EXERCISE DETAILS:
Go through the material and pull out every line with the string "name" in it.

Raw records:
* * * * * * *

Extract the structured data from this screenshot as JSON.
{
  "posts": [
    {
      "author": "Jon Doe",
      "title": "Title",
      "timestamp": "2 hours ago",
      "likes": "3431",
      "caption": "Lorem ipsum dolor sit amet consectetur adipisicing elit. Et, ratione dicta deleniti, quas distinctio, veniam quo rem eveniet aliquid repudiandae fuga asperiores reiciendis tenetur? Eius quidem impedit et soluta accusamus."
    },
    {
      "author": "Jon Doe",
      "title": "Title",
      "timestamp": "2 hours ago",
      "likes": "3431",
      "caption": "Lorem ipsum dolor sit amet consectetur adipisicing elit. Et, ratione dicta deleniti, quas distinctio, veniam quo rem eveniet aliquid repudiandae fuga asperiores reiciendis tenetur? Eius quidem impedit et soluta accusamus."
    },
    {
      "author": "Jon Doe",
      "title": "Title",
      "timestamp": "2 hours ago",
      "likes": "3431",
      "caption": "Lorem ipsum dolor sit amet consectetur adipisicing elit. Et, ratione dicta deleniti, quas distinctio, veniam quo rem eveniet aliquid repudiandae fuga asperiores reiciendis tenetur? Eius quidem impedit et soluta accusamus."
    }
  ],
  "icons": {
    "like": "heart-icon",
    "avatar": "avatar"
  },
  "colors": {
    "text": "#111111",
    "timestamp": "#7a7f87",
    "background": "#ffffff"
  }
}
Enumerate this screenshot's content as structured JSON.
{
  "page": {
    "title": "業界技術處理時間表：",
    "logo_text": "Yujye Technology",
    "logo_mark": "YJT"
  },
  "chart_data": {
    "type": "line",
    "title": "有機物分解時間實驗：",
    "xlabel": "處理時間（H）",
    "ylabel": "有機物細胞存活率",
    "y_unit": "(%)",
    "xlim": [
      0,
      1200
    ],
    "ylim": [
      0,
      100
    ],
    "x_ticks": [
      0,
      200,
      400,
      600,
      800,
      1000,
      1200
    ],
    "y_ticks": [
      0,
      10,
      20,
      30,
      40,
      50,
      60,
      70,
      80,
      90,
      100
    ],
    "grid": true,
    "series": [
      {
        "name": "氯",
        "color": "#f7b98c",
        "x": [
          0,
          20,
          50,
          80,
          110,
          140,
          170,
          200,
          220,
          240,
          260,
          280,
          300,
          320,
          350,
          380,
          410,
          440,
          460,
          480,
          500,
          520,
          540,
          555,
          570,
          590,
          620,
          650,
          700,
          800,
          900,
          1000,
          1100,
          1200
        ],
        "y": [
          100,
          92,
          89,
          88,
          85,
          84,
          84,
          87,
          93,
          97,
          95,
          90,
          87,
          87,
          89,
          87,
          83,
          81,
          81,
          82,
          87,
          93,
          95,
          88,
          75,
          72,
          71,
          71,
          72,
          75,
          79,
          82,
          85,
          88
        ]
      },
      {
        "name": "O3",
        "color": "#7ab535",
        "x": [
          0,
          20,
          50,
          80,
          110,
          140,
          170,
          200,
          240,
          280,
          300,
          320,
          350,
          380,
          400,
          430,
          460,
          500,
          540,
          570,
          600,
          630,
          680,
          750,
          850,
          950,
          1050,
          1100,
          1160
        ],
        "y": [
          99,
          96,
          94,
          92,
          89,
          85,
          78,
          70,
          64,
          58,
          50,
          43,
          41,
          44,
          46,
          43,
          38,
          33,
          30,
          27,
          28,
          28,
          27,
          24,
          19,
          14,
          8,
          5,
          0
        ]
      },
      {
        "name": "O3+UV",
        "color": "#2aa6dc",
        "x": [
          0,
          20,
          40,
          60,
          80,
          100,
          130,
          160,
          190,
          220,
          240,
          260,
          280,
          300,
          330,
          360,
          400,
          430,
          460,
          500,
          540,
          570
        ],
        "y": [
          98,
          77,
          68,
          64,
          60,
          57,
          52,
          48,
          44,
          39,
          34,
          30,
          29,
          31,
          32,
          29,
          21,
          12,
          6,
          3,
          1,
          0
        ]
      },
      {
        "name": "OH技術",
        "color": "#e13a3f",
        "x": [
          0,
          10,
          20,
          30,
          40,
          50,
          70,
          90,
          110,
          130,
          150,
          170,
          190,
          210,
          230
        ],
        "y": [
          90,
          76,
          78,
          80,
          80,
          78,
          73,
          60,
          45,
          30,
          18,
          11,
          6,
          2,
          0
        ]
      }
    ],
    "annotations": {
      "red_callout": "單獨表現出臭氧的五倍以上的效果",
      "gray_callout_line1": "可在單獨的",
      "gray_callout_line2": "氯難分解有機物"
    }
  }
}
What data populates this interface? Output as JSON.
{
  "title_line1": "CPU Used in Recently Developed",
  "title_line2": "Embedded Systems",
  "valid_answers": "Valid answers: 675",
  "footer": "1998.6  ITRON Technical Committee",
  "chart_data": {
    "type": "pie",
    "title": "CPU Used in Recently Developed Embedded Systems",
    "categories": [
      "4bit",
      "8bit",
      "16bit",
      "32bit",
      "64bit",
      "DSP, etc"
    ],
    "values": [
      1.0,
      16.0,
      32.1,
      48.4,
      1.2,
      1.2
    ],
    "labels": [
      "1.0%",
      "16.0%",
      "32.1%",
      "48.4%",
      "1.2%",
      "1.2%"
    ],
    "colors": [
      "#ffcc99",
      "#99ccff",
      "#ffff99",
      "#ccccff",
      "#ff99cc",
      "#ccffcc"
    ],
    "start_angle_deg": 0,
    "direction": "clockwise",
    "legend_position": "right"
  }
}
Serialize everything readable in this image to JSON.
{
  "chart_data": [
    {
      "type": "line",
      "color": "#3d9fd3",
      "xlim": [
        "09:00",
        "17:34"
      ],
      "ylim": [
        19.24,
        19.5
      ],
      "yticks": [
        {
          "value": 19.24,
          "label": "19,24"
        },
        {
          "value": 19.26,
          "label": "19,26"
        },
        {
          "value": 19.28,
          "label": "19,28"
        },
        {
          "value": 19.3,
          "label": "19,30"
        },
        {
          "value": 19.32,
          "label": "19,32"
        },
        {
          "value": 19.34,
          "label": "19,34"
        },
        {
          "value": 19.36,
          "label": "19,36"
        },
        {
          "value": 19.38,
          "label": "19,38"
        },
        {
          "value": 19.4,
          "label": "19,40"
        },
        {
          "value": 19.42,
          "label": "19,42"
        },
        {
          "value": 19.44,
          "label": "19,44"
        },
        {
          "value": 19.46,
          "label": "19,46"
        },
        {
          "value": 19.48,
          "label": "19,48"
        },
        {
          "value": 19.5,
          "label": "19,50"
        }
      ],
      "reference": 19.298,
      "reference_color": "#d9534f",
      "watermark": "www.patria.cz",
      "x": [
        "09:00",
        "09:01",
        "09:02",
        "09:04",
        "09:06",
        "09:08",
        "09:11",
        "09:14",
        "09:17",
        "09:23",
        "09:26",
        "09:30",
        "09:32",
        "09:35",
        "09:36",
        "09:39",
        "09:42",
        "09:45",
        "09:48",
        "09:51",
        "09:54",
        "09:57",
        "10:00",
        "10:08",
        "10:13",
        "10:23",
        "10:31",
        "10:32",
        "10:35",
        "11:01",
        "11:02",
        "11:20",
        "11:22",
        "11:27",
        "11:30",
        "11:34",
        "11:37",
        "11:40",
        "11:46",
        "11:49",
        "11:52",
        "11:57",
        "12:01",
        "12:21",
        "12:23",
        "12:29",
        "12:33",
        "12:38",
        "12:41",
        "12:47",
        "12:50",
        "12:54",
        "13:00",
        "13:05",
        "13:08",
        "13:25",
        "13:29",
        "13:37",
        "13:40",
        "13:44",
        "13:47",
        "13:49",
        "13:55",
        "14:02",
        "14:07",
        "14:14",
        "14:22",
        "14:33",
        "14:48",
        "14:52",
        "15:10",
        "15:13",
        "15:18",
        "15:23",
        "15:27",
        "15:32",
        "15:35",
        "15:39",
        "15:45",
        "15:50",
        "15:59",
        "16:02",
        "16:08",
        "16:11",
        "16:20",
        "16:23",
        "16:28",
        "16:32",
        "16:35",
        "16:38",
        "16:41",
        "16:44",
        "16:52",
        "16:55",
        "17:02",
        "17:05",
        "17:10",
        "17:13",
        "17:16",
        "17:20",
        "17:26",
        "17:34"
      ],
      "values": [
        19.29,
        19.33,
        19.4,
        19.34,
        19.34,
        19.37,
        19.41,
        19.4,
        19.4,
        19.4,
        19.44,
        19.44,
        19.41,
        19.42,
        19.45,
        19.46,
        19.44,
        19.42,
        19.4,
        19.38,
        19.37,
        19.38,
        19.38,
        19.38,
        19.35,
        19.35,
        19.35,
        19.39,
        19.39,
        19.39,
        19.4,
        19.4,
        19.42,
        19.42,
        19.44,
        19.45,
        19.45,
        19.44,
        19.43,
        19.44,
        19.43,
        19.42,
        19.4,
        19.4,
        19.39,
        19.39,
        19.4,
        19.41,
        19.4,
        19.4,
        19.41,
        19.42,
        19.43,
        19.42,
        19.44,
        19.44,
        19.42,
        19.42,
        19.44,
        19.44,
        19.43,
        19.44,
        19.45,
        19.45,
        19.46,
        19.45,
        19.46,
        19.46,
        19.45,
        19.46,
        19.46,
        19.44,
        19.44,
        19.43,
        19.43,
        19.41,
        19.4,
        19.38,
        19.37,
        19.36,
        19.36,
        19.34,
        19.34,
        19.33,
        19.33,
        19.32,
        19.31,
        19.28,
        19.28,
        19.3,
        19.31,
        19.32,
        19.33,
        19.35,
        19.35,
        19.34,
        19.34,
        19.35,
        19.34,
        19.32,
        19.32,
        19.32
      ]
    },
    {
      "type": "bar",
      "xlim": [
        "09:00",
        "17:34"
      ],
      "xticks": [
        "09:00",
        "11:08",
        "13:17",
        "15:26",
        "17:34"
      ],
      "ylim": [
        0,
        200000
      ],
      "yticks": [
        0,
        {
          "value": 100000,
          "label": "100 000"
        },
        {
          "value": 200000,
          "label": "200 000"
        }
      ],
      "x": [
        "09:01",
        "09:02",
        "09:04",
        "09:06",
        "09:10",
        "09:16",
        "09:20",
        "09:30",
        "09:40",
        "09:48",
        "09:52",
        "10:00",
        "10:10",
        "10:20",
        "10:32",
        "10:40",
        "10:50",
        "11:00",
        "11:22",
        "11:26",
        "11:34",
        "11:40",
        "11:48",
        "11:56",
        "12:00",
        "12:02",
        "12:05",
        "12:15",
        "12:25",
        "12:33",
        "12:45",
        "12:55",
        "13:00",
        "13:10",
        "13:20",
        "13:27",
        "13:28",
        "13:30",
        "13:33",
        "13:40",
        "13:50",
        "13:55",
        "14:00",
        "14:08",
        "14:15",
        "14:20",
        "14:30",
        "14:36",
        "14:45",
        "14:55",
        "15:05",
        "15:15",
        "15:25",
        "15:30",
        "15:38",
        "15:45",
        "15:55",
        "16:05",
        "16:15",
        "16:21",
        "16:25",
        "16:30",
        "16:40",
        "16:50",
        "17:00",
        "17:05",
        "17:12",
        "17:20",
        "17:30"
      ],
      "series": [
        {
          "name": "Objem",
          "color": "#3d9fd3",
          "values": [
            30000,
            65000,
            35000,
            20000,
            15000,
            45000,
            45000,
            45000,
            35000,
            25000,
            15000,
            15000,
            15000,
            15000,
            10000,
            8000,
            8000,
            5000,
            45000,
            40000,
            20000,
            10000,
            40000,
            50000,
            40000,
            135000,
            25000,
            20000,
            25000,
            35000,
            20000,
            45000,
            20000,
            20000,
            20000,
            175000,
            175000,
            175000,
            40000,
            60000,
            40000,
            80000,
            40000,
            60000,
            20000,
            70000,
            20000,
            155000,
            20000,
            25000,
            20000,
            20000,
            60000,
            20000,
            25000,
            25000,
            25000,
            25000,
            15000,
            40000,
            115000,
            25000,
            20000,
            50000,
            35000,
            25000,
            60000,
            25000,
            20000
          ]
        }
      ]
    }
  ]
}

* * * * * * *

ANSWER IN FULL:
        "name": "氯",
        "name": "O3",
        "name": "O3+UV",
        "name": "OH技術",
          "name": "Objem",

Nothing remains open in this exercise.